Stated goal:
Check each line of the listing for the word "JSON" and give only the number of lines that have it.

Dataset extract:
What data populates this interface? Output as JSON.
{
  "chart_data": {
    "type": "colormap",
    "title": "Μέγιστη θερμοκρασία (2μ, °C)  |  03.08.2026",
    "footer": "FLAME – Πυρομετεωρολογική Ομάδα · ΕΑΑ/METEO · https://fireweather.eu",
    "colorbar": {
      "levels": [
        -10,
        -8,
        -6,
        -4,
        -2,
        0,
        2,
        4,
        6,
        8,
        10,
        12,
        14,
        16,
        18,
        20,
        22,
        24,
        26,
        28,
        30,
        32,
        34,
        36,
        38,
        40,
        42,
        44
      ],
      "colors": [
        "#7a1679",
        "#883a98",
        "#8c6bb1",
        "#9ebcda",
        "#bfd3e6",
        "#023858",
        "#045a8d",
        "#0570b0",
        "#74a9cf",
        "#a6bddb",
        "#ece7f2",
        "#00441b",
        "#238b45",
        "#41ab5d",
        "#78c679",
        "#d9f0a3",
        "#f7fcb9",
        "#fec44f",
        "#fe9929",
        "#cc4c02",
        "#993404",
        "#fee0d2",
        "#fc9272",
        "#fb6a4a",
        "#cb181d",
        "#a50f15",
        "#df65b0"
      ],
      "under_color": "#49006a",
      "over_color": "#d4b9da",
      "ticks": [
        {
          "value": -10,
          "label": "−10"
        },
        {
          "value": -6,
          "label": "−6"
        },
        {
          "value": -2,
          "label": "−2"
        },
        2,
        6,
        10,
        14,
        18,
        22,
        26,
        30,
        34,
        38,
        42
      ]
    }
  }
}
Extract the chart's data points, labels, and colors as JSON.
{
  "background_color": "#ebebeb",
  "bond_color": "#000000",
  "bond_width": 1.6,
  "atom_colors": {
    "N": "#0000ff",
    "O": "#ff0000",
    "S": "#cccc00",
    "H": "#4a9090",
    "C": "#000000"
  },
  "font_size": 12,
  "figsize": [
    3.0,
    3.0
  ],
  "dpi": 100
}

Full output:
2